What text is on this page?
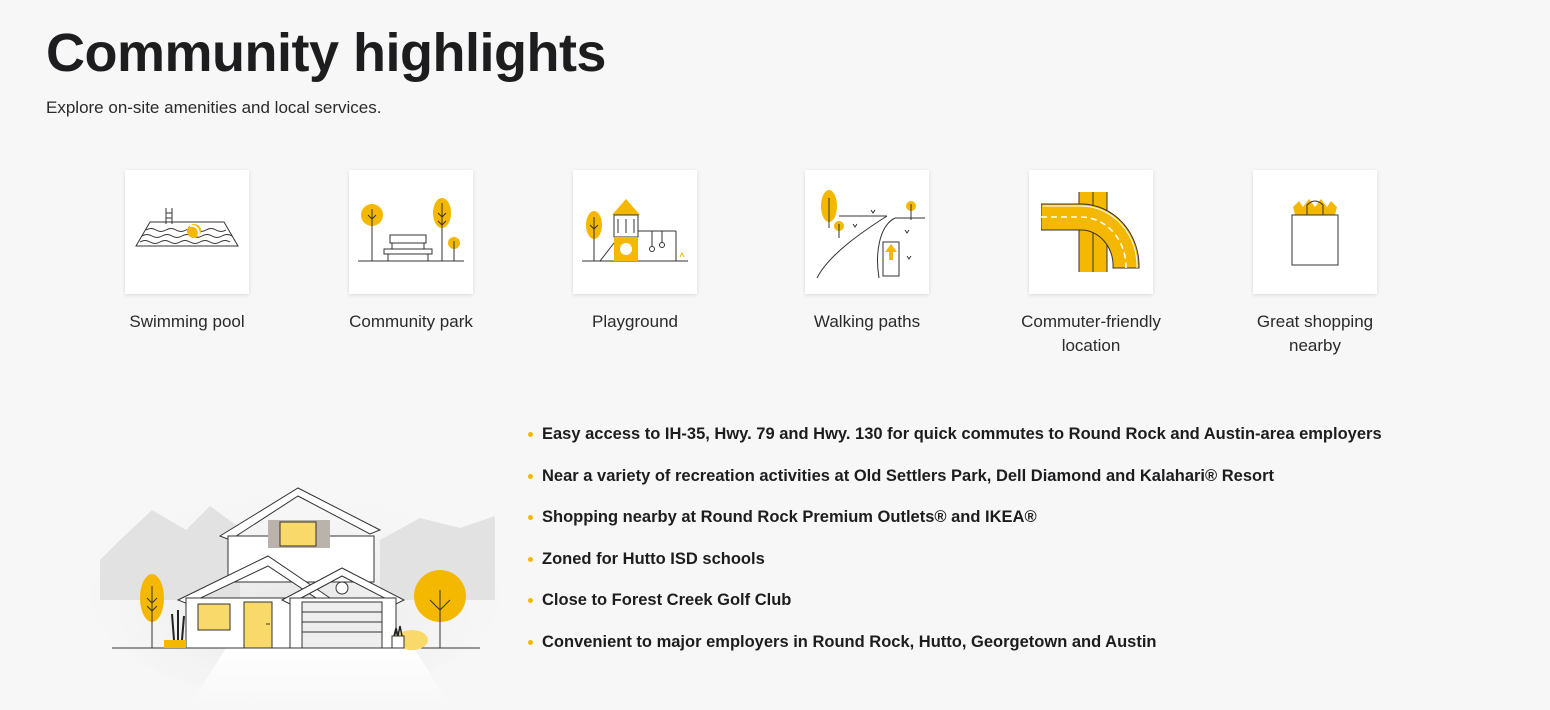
Community highlights

Explore on-site amenities and local services.

Swimming pool	Community park	Playground	Walking paths	Commuter-friendly location
Great shopping nearby
Easy access to IH-35, Hwy. 79 and Hwy. 130 for quick commutes to Round Rock and Austin-area employers
Near a variety of recreation activities at Old Settlers Park, Dell Diamond and Kalahari® Resort
Shopping nearby at Round Rock Premium Outlets® and IKEA®
Zoned for Hutto ISD schools
Close to Forest Creek Golf Club
Convenient to major employers in Round Rock, Hutto, Georgetown and Austin
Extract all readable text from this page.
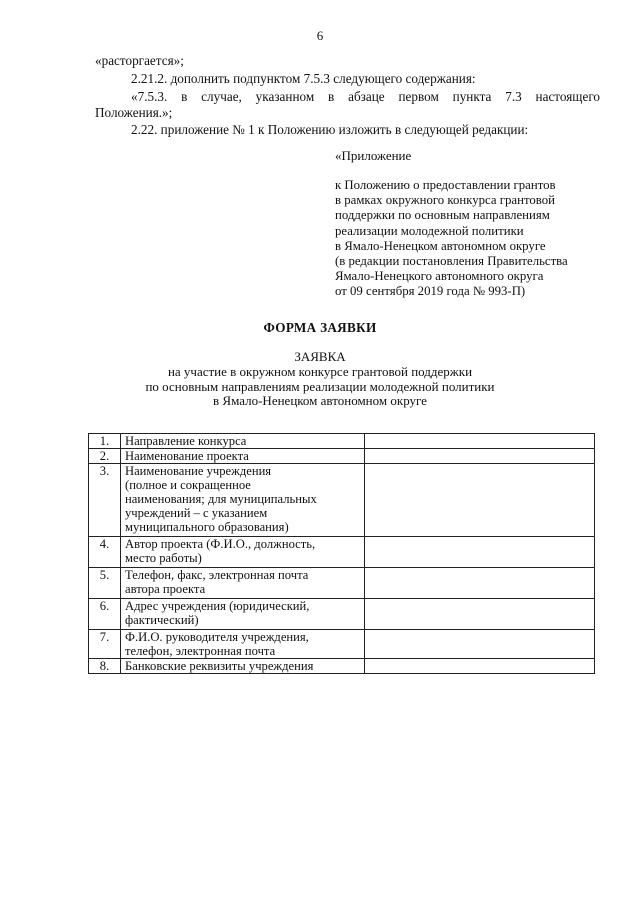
6
«расторгается»;
2.21.2. дополнить подпунктом 7.5.3 следующего содержания:
«7.5.3. в случае, указанном в абзаце первом пункта 7.3 настоящего
Положения.»;
2.22. приложение № 1 к Положению изложить в следующей редакции:
«Приложение
к Положению о предоставлении грантов
в рамках окружного конкурса грантовой
поддержки по основным направлениям
реализации молодежной политики
в Ямало-Ненецком автономном округе
(в редакции постановления Правительства
Ямало-Ненецкого автономного округа
от 09 сентября 2019 года № 993-П)
ФОРМА ЗАЯВКИ
ЗАЯВКА
на участие в окружном конкурсе грантовой поддержки
по основным направлениям реализации молодежной политики
в Ямало-Ненецком автономном округе
1.	Направление конкурса	

2.	Наименование проекта	

3.	Наименование учреждения
(полное и сокращенное
наименования; для муниципальных
учреждений – с указанием
муниципального образования)	

4.	Автор проекта (Ф.И.О., должность,
место работы)	

5.	Телефон, факс, электронная почта
автора проекта	

6.	Адрес учреждения (юридический,
фактический)	

7.	Ф.И.О. руководителя учреждения,
телефон, электронная почта	

8.	Банковские реквизиты учреждения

SET EXERCISE:
Omit the images and transcribe all of the records above word for word.

SOLUTION TO THIS TASK:
What text is on this page?
Community highlights

Explore on-site amenities and local services.

Swimming pool	Community park	Playground	Walking paths	Commuter-friendly location
Great shopping nearby
Easy access to IH-35, Hwy. 79 and Hwy. 130 for quick commutes to Round Rock and Austin-area employers
Near a variety of recreation activities at Old Settlers Park, Dell Diamond and Kalahari® Resort
Shopping nearby at Round Rock Premium Outlets® and IKEA®
Zoned for Hutto ISD schools
Close to Forest Creek Golf Club
Convenient to major employers in Round Rock, Hutto, Georgetown and Austin
Extract all readable text from this page.
6
«расторгается»;
2.21.2. дополнить подпунктом 7.5.3 следующего содержания:
«7.5.3. в случае, указанном в абзаце первом пункта 7.3 настоящего
Положения.»;
2.22. приложение № 1 к Положению изложить в следующей редакции:
«Приложение
к Положению о предоставлении грантов
в рамках окружного конкурса грантовой
поддержки по основным направлениям
реализации молодежной политики
в Ямало-Ненецком автономном округе
(в редакции постановления Правительства
Ямало-Ненецкого автономного округа
от 09 сентября 2019 года № 993-П)
ФОРМА ЗАЯВКИ
ЗАЯВКА
на участие в окружном конкурсе грантовой поддержки
по основным направлениям реализации молодежной политики
в Ямало-Ненецком автономном округе
1.	Направление конкурса	

2.	Наименование проекта	

3.	Наименование учреждения
(полное и сокращенное
наименования; для муниципальных
учреждений – с указанием
муниципального образования)	

4.	Автор проекта (Ф.И.О., должность,
место работы)	

5.	Телефон, факс, электронная почта
автора проекта	

6.	Адрес учреждения (юридический,
фактический)	

7.	Ф.И.О. руководителя учреждения,
телефон, электронная почта	

8.	Банковские реквизиты учреждения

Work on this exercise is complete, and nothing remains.